Pick out each line containing the string "verstanden" and copy it.

• [INFORMATION SUPPLIED]
============

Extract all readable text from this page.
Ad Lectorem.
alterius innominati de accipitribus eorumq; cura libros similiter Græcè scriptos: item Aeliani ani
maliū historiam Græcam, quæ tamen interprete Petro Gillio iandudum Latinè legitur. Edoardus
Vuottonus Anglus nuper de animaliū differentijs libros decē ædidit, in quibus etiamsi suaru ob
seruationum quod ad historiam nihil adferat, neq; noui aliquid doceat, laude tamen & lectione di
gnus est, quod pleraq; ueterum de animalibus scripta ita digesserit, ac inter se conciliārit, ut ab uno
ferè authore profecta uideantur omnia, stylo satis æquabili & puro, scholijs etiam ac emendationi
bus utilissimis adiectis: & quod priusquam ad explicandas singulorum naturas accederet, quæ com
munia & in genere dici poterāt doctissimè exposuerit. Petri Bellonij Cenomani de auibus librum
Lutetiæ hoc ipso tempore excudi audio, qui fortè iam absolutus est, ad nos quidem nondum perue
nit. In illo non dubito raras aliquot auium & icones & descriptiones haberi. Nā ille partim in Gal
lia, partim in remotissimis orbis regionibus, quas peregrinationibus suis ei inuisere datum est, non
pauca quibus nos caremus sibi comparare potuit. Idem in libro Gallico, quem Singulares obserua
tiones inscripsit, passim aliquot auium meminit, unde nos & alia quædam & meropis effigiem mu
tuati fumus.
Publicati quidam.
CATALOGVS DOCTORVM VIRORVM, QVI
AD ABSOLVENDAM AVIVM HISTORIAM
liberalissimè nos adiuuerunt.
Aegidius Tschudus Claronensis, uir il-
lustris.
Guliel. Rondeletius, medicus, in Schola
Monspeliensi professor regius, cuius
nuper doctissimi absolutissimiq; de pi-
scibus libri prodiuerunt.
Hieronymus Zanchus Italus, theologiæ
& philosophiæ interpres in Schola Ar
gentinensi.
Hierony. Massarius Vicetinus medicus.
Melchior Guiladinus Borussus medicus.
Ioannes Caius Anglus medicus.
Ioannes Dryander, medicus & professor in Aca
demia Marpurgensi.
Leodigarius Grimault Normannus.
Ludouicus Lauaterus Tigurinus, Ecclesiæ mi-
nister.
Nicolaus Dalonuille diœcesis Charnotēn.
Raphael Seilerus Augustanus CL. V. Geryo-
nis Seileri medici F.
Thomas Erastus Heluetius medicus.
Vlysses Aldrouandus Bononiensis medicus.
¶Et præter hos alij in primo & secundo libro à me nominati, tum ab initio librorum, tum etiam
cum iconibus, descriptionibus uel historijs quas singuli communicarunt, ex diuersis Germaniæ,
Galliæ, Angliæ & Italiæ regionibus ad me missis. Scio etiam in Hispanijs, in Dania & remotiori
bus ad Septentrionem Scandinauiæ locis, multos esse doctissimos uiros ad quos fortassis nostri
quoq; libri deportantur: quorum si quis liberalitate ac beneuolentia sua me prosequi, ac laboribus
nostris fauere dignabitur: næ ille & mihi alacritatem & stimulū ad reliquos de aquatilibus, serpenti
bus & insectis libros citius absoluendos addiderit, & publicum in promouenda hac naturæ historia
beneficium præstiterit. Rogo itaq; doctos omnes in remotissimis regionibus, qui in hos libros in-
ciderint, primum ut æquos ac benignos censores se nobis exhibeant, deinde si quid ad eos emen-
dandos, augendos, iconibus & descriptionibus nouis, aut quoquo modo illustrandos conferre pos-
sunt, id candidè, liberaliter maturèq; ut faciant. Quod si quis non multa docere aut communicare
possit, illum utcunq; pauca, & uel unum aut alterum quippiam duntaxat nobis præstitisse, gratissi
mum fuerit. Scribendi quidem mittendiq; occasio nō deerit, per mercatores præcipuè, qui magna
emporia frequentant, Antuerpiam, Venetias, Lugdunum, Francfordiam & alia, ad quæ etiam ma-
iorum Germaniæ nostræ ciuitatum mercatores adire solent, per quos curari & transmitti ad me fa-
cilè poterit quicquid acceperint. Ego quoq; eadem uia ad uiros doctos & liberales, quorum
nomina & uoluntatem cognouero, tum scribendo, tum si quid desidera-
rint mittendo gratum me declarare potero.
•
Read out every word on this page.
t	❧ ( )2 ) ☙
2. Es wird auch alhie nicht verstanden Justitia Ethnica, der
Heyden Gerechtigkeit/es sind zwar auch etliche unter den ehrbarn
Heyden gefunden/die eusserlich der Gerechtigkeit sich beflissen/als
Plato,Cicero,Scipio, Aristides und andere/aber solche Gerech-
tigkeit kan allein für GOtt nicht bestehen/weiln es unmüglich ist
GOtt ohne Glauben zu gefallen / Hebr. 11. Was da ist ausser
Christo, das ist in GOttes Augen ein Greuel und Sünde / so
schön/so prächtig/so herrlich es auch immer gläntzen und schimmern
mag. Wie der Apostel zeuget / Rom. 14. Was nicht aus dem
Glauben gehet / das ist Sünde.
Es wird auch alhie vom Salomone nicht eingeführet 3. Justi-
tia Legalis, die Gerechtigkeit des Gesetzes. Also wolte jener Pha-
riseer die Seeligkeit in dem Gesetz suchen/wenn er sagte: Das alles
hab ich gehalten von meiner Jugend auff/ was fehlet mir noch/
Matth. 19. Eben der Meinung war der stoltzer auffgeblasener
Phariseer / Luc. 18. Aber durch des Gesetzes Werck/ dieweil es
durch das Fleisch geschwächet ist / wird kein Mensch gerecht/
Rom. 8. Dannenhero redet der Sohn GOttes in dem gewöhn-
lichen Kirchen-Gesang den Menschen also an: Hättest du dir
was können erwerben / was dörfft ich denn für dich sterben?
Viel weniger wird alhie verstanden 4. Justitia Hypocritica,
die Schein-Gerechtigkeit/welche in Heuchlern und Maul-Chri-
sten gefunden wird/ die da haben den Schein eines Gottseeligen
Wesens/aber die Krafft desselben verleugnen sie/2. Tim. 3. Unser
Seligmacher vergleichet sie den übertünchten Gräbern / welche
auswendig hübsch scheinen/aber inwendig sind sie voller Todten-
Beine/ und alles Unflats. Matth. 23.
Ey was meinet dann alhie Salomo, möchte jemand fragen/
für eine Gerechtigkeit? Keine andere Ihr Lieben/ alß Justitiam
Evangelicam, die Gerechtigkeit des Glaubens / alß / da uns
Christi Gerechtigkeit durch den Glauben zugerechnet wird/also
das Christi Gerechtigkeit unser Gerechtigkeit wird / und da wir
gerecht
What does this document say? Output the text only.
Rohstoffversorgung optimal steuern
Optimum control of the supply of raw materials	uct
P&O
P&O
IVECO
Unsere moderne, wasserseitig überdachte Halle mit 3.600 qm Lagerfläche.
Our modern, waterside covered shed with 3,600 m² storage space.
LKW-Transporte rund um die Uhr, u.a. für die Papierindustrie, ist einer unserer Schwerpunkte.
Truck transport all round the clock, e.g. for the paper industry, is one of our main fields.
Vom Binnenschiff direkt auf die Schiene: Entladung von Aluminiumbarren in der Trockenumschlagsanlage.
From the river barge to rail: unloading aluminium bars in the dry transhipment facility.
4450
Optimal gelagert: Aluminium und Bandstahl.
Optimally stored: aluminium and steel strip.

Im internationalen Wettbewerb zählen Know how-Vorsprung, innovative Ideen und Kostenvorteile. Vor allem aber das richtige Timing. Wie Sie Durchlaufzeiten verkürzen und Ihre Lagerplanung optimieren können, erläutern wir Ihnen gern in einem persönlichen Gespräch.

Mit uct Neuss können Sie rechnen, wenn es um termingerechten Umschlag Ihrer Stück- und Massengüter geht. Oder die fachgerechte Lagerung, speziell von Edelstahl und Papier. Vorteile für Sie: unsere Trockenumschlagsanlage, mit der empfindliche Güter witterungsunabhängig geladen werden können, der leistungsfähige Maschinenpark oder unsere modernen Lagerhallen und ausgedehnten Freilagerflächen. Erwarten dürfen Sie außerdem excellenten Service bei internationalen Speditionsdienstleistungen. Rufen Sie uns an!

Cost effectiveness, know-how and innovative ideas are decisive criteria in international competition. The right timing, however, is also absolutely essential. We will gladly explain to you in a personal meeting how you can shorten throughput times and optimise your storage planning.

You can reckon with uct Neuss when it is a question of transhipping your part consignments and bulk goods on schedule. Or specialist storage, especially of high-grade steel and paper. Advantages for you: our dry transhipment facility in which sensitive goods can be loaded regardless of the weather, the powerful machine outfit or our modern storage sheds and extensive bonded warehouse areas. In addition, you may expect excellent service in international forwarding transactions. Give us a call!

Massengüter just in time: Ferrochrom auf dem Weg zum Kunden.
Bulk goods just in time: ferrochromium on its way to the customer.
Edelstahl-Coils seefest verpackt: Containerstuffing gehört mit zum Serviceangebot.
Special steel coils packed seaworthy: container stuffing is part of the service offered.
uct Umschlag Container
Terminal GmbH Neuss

============

• [SOLUTION]
2. Es wird auch alhie nicht verstanden Justitia Ethnica, der
Viel weniger wird alhie verstanden 4. Justitia Hypocritica,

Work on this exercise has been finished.